Work to complete: Lift out each line of the data that holds "让婴幼儿仰着躺".

Dataset entries:
◆ ◆ ◆ ◆
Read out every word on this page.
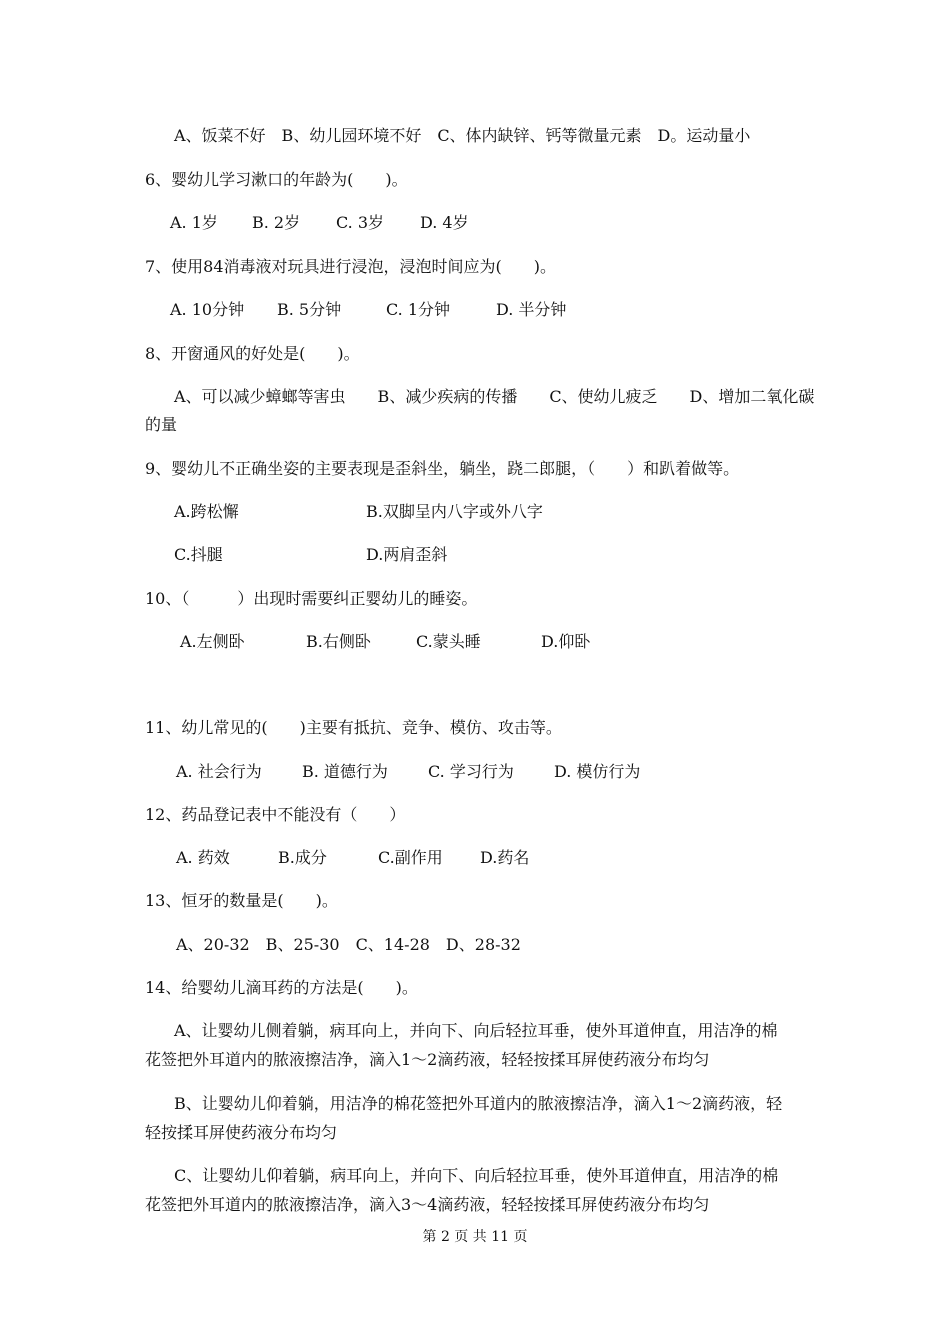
A、饭菜不好　B、幼儿园环境不好　C、体内缺锌、钙等微量元素　D。运动量小
6、婴幼儿学习漱口的年龄为(　　)。
A. 1岁 B. 2岁 C. 3岁 D. 4岁
7、使用84消毒液对玩具进行浸泡，浸泡时间应为(　　)。
A. 10分钟 B. 5分钟	C. 1分钟	D. 半分钟
8、开窗通风的好处是(　　)。
A、可以减少蟑螂等害虫　　B、减少疾病的传播　　C、使幼儿疲乏　　D、增加二氧化碳
的量
9、婴幼儿不正确坐姿的主要表现是歪斜坐，躺坐，跷二郎腿，（　　）和趴着做等。
A.跨松懈	B.双脚呈内八字或外八字
C.抖腿	D.两肩歪斜
10、（　　　）出现时需要纠正婴幼儿的睡姿。
A.左侧卧	B.右侧卧	C.蒙头睡	D.仰卧
11、幼儿常见的(　　)主要有抵抗、竞争、模仿、攻击等。
A. 社会行为	B. 道德行为	C. 学习行为	D. 模仿行为
12、药品登记表中不能没有（　　）
A. 药效	B.成分	C.副作用 D.药名
13、恒牙的数量是(　　)。
A、20-32　B、25-30　C、14-28　D、28-32
14、给婴幼儿滴耳药的方法是(　　)。
A、让婴幼儿侧着躺，病耳向上，并向下、向后轻拉耳垂，使外耳道伸直，用洁净的棉
花签把外耳道内的脓液擦洁净，滴入1～2滴药液，轻轻按揉耳屏使药液分布均匀
B、让婴幼儿仰着躺，用洁净的棉花签把外耳道内的脓液擦洁净，滴入1～2滴药液，轻
轻按揉耳屏使药液分布均匀
C、让婴幼儿仰着躺，病耳向上，并向下、向后轻拉耳垂，使外耳道伸直，用洁净的棉
花签把外耳道内的脓液擦洁净，滴入3～4滴药液，轻轻按揉耳屏使药液分布均匀
第 2 页 共 11 页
◆ ◆ ◆ ◆
Exercise solution:
B、让婴幼儿仰着躺，用洁净的棉花签把外耳道内的脓液擦洁净，滴入1～2滴药液，轻
C、让婴幼儿仰着躺，病耳向上，并向下、向后轻拉耳垂，使外耳道伸直，用洁净的棉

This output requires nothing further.